Check every line below for the word "อหมดความร" and give only the number of lines where it appears.

** START **

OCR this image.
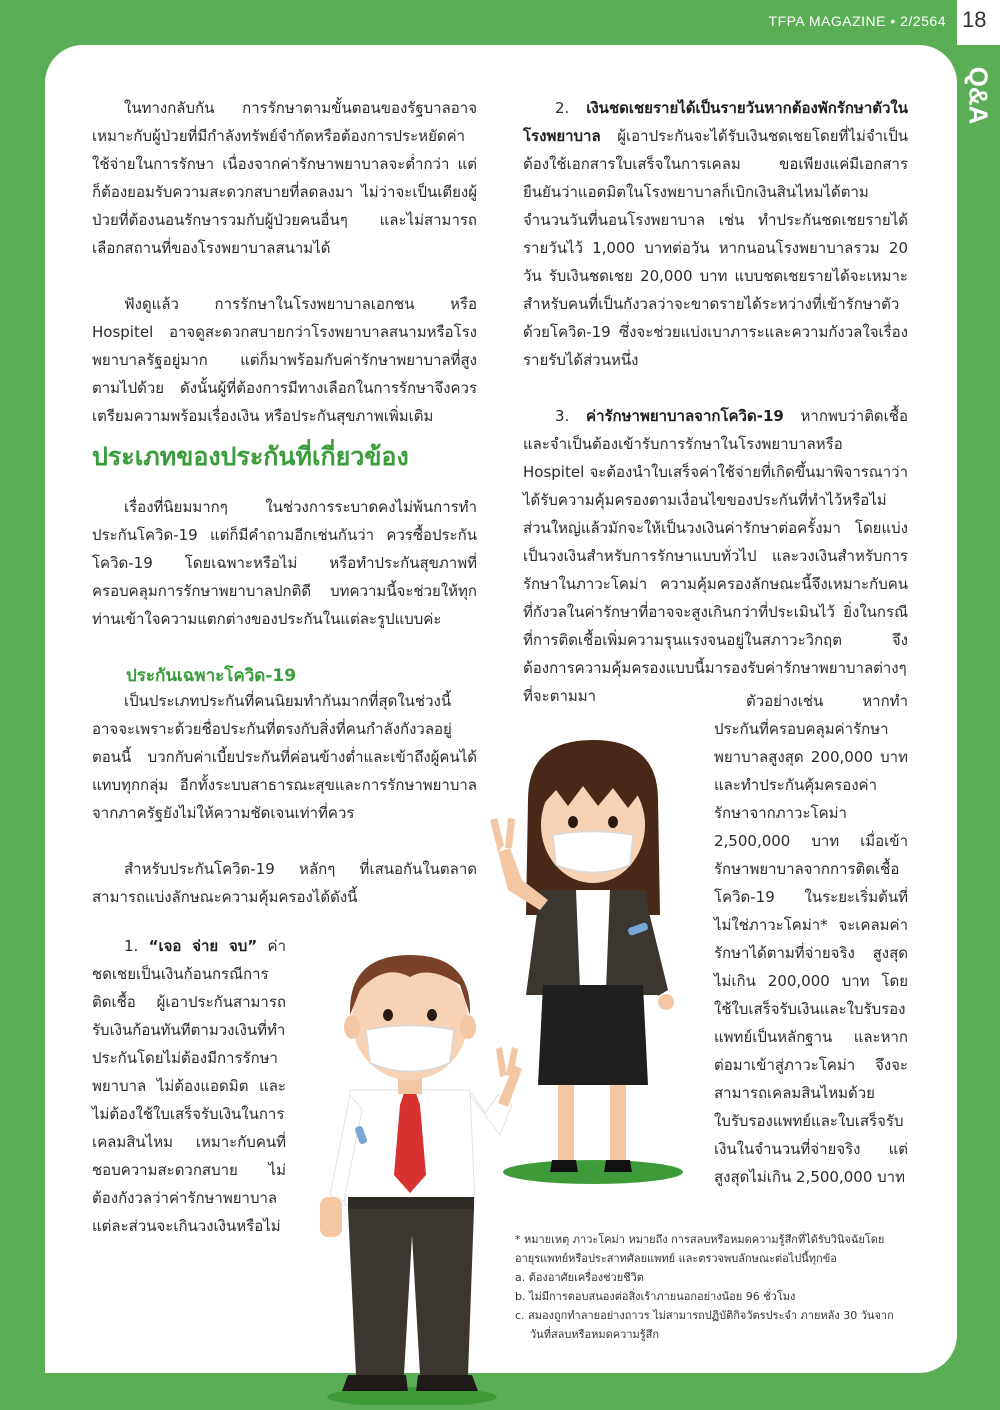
18
TFPA MAGAZINE • 2/2564
Q&A

ในทางกลับกัน การรักษาตามขั้นตอนของรัฐบาลอาจเหมาะกับผู้ป่วยที่มีกำลังทรัพย์จำกัดหรือต้องการประหยัดค่าใช้จ่ายในการรักษา เนื่องจากค่ารักษาพยาบาลจะต่ำกว่า แต่ก็ต้องยอมรับความสะดวกสบายที่ลดลงมา ไม่ว่าจะเป็นเตียงผู้ป่วยที่ต้องนอนรักษารวมกับผู้ป่วยคนอื่นๆ และไม่สามารถเลือกสถานที่ของโรงพยาบาลสนามได้

ฟังดูแล้ว การรักษาในโรงพยาบาลเอกชน หรือ Hospitel อาจดูสะดวกสบายกว่าโรงพยาบาลสนามหรือโรงพยาบาลรัฐอยู่มาก แต่ก็มาพร้อมกับค่ารักษาพยาบาลที่สูงตามไปด้วย ดังนั้นผู้ที่ต้องการมีทางเลือกในการรักษาจึงควรเตรียมความพร้อมเรื่องเงิน หรือประกันสุขภาพเพิ่มเติม

ประเภทของประกันที่เกี่ยวข้อง

เรื่องที่นิยมมากๆ ในช่วงการระบาดคงไม่พ้นการทำประกันโควิด-19 แต่ก็มีคำถามอีกเช่นกันว่า ควรซื้อประกันโควิด-19 โดยเฉพาะหรือไม่ หรือทำประกันสุขภาพที่ครอบคลุมการรักษาพยาบาลปกติดี บทความนี้จะช่วยให้ทุกท่านเข้าใจความแตกต่างของประกันในแต่ละรูปแบบค่ะ

ประกันเฉพาะโควิด-19

เป็นประเภทประกันที่คนนิยมทำกันมากที่สุดในช่วงนี้ อาจจะเพราะด้วยชื่อประกันที่ตรงกับสิ่งที่คนกำลังกังวลอยู่ตอนนี้ บวกกับค่าเบี้ยประกันที่ค่อนข้างต่ำและเข้าถึงผู้คนได้แทบทุกกลุ่ม อีกทั้งระบบสาธารณะสุขและการรักษาพยาบาลจากภาครัฐยังไม่ให้ความชัดเจนเท่าที่ควร

สำหรับประกันโควิด-19 หลักๆ ที่เสนอกันในตลาด สามารถแบ่งลักษณะความคุ้มครองได้ดังนี้

1. “เจอ จ่าย จบ” ค่าชดเชยเป็นเงินก้อนกรณีการติดเชื้อ ผู้เอาประกันสามารถรับเงินก้อนทันทีตามวงเงินที่ทำประกันโดยไม่ต้องมีการรักษาพยาบาล ไม่ต้องแอดมิต และไม่ต้องใช้ใบเสร็จรับเงินในการเคลมสินไหม เหมาะกับคนที่ชอบความสะดวกสบาย ไม่ต้องกังวลว่าค่ารักษาพยาบาลแต่ละส่วนจะเกินวงเงินหรือไม่

2. เงินชดเชยรายได้เป็นรายวันหากต้องพักรักษาตัวในโรงพยาบาล ผู้เอาประกันจะได้รับเงินชดเชยโดยที่ไม่จำเป็นต้องใช้เอกสารใบเสร็จในการเคลม ขอเพียงแค่มีเอกสารยืนยันว่าแอดมิตในโรงพยาบาลก็เบิกเงินสินไหมได้ตามจำนวนวันที่นอนโรงพยาบาล เช่น ทำประกันชดเชยรายได้รายวันไว้ 1,000 บาทต่อวัน หากนอนโรงพยาบาลรวม 20 วัน รับเงินชดเชย 20,000 บาท แบบชดเชยรายได้จะเหมาะสำหรับคนที่เป็นกังวลว่าจะขาดรายได้ระหว่างที่เข้ารักษาตัวด้วยโควิด-19 ซึ่งจะช่วยแบ่งเบาภาระและความกังวลใจเรื่องรายรับได้ส่วนหนึ่ง

3. ค่ารักษาพยาบาลจากโควิด-19 หากพบว่าติดเชื้อและจำเป็นต้องเข้ารับการรักษาในโรงพยาบาลหรือ Hospitel จะต้องนำใบเสร็จค่าใช้จ่ายที่เกิดขึ้นมาพิจารณาว่าได้รับความคุ้มครองตามเงื่อนไขของประกันที่ทำไว้หรือไม่ ส่วนใหญ่แล้วมักจะให้เป็นวงเงินค่ารักษาต่อครั้งมา โดยแบ่งเป็นวงเงินสำหรับการรักษาแบบทั่วไป และวงเงินสำหรับการรักษาในภาวะโคม่า ความคุ้มครองลักษณะนี้จึงเหมาะกับคนที่กังวลในค่ารักษาที่อาจจะสูงเกินกว่าที่ประเมินไว้ ยิ่งในกรณีที่การติดเชื้อเพิ่มความรุนแรงจนอยู่ในสภาวะวิกฤต จึงต้องการความคุ้มครองแบบนี้มารองรับค่ารักษาพยาบาลต่างๆ ที่จะตามมา	ตัวอย่างเช่น หากทำประกันที่ครอบคลุมค่ารักษาพยาบาลสูงสุด 200,000 บาท และทำประกันคุ้มครองค่ารักษาจากภาวะโคม่า 2,500,000 บาท เมื่อเข้ารักษาพยาบาลจากการติดเชื้อโควิด-19 ในระยะเริ่มต้นที่ไม่ใช่ภาวะโคม่า* จะเคลมค่ารักษาได้ตามที่จ่ายจริง สูงสุดไม่เกิน 200,000 บาท โดยใช้ใบเสร็จรับเงินและใบรับรองแพทย์เป็นหลักฐาน และหากต่อมาเข้าสู่ภาวะโคม่า จึงจะสามารถเคลมสินไหมด้วยใบรับรองแพทย์และใบเสร็จรับเงินในจำนวนที่จ่ายจริง แต่สูงสุดไม่เกิน 2,500,000 บาท

* หมายเหตุ ภาวะโคม่า หมายถึง การสลบหรือหมดความรู้สึกที่ได้รับวินิจฉัยโดยอายุรแพทย์หรือประสาทศัลยแพทย์ และตรวจพบลักษณะต่อไปนี้ทุกข้อ
a. ต้องอาศัยเครื่องช่วยชีวิต
b. ไม่มีการตอบสนองต่อสิ่งเร้าภายนอกอย่างน้อย 96 ชั่วโมง
c. สมองถูกทำลายอย่างถาวร ไม่สามารถปฏิบัติกิจวัตรประจำ ภายหลัง 30 วันจากวันที่สลบหรือหมดความรู้สึก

** END **

[Result]
2